___ AVAILABLE RECORDS ___

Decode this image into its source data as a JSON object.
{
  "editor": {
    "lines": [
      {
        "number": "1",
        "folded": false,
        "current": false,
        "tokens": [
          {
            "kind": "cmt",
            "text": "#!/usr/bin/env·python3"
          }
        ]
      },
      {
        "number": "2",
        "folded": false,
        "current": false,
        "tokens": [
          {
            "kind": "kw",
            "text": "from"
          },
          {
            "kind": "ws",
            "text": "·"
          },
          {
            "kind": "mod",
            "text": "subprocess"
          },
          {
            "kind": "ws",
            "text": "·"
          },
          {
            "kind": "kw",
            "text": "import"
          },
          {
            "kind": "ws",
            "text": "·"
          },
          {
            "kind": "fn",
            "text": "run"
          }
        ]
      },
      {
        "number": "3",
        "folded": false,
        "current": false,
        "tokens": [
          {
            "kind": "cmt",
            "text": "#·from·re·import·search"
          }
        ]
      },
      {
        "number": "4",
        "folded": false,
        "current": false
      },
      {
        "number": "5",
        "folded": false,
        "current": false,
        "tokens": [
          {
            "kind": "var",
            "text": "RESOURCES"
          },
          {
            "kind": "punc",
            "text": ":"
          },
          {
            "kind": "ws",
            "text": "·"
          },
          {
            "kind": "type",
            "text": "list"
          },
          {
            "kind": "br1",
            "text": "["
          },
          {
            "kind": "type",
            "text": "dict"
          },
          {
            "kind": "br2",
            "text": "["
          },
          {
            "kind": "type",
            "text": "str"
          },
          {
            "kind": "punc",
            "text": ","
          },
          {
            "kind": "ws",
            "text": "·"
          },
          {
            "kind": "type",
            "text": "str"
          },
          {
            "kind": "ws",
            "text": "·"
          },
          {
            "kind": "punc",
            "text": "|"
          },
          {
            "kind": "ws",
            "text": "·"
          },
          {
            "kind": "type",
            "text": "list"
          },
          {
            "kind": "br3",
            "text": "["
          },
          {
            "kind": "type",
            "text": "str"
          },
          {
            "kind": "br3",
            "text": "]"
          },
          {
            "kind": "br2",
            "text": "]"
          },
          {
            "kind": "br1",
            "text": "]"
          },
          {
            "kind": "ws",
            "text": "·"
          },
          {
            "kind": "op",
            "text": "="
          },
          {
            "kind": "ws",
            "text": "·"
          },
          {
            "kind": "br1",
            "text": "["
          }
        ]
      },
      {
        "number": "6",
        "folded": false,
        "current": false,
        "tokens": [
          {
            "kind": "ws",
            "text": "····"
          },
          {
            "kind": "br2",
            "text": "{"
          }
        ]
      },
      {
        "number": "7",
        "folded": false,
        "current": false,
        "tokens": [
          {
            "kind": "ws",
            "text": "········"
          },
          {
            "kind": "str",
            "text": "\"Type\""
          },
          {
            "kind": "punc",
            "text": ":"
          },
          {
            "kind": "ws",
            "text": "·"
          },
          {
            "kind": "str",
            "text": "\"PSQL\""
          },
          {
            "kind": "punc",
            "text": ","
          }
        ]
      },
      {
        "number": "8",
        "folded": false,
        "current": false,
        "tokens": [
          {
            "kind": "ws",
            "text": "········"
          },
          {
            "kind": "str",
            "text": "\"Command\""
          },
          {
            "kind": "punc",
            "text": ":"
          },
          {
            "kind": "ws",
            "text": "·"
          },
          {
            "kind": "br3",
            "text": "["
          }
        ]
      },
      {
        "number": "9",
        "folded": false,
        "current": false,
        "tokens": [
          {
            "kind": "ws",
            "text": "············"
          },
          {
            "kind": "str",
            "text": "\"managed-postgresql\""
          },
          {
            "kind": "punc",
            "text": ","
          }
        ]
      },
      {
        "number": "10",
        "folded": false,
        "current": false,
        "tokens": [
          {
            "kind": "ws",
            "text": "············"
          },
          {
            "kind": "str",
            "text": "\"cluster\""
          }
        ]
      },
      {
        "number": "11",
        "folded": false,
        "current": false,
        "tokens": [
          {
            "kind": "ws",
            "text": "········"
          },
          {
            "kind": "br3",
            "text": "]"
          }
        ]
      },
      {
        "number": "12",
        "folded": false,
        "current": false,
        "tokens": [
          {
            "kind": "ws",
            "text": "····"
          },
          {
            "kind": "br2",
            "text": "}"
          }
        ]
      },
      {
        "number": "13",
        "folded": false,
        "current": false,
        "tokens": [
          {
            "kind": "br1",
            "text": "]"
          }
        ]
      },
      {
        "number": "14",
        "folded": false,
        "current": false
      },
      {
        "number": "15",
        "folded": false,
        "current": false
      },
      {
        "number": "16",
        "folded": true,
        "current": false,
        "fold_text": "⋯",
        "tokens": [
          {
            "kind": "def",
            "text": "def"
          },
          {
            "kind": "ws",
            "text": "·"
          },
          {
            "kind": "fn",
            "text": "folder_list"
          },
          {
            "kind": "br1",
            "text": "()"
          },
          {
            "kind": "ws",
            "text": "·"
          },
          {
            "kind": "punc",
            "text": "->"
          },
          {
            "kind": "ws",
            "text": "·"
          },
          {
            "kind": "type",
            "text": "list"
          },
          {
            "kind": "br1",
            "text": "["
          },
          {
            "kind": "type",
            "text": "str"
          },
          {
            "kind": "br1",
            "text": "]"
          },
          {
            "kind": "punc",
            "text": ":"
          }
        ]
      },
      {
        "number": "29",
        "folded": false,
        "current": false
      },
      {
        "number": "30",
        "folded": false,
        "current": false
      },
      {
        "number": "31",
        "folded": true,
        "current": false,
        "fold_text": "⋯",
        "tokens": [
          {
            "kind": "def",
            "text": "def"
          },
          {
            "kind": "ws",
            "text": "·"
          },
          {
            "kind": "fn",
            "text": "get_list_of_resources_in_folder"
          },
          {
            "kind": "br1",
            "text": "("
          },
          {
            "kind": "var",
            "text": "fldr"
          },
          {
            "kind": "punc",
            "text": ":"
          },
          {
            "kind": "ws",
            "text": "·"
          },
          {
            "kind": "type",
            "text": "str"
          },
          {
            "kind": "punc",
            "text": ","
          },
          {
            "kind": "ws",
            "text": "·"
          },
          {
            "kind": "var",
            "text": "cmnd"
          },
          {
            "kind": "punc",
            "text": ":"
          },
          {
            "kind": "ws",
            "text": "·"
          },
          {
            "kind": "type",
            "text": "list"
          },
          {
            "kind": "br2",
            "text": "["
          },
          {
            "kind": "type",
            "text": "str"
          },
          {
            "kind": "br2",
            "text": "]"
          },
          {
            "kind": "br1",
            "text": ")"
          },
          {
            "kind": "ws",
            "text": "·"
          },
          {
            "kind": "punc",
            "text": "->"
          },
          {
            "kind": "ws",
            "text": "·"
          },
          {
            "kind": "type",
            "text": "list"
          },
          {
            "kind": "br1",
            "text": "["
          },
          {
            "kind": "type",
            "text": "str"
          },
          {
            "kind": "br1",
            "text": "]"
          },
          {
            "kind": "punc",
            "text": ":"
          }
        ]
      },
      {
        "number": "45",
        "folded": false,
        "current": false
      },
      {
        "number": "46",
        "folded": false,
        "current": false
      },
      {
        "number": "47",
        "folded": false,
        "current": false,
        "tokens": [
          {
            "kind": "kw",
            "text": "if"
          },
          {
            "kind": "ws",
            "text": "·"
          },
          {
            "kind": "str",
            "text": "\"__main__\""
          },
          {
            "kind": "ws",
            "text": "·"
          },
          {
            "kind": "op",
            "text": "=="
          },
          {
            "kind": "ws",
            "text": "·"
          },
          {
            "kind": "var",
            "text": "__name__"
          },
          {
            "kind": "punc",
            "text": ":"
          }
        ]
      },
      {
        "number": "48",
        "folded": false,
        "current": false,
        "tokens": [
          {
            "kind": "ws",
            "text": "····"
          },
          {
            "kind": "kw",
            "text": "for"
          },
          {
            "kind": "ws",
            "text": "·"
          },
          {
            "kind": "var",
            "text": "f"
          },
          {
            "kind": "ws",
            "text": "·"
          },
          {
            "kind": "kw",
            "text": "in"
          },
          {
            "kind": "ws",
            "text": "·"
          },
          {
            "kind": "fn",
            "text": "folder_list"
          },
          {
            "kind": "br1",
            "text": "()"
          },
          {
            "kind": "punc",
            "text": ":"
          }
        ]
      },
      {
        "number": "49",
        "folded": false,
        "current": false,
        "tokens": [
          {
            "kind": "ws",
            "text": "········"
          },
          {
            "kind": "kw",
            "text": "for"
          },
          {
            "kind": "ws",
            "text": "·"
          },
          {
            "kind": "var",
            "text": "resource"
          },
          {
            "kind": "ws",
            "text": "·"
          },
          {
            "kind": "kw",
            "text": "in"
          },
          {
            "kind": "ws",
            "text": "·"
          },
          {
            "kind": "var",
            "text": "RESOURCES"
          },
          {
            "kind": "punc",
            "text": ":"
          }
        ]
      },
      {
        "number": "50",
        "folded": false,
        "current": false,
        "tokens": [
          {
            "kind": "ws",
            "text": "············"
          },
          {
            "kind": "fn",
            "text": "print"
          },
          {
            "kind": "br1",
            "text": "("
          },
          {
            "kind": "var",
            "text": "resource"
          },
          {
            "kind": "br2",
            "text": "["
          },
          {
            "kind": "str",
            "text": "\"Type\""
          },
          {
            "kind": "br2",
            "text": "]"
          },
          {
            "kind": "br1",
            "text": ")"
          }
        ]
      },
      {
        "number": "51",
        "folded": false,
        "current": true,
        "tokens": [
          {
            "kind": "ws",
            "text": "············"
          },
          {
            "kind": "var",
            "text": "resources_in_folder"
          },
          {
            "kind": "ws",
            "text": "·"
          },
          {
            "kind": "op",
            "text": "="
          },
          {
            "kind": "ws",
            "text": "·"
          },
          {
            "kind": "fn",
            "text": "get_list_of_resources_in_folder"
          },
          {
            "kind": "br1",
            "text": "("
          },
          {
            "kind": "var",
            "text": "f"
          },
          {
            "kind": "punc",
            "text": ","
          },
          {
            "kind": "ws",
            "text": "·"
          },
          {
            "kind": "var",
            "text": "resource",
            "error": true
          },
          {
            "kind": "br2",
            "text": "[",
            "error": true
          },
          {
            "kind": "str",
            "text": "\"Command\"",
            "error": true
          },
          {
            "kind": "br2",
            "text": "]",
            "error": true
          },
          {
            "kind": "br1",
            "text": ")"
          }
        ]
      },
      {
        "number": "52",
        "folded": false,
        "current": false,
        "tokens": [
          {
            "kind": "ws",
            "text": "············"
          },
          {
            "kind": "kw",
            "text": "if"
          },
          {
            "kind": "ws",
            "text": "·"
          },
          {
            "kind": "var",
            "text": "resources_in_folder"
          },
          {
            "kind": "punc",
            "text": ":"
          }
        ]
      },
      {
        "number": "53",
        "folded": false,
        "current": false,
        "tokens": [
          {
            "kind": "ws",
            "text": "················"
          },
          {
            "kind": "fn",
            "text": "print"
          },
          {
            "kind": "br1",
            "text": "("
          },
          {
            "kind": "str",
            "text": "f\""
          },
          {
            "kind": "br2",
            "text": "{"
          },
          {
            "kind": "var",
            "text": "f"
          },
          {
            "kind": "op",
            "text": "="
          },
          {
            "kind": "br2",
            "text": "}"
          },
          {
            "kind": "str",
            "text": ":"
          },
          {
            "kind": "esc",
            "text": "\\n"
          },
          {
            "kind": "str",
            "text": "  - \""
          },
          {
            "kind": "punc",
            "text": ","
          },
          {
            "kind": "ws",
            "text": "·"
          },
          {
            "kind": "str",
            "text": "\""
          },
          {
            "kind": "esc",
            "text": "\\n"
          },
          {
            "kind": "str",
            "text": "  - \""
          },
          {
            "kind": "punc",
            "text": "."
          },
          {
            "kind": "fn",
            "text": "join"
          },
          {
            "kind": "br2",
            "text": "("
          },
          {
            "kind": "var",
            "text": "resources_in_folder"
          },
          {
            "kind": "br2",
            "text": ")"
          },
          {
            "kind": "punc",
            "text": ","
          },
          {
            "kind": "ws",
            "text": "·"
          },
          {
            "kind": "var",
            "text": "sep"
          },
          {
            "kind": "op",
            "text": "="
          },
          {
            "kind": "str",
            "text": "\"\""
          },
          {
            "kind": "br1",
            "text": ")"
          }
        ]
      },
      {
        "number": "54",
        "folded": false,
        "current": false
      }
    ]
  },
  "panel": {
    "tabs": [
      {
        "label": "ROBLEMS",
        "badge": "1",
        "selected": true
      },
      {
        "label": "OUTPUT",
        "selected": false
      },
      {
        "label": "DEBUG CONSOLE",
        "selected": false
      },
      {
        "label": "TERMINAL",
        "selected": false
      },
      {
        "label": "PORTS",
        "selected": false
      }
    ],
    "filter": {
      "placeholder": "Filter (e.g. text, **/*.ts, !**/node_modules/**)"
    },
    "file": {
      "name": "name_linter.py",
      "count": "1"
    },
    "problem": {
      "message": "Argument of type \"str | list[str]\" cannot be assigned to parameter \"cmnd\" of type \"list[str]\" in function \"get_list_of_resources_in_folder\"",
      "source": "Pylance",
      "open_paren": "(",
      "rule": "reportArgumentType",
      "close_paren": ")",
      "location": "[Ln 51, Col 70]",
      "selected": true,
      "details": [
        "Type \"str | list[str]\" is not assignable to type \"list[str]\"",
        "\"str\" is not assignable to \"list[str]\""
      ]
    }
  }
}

___

| GIVEN TASK |
Show every line of the listing in which the string "from" can be found.

| FINAL RESULT |
            "text": "from"
            "text": "#·from·re·import·search"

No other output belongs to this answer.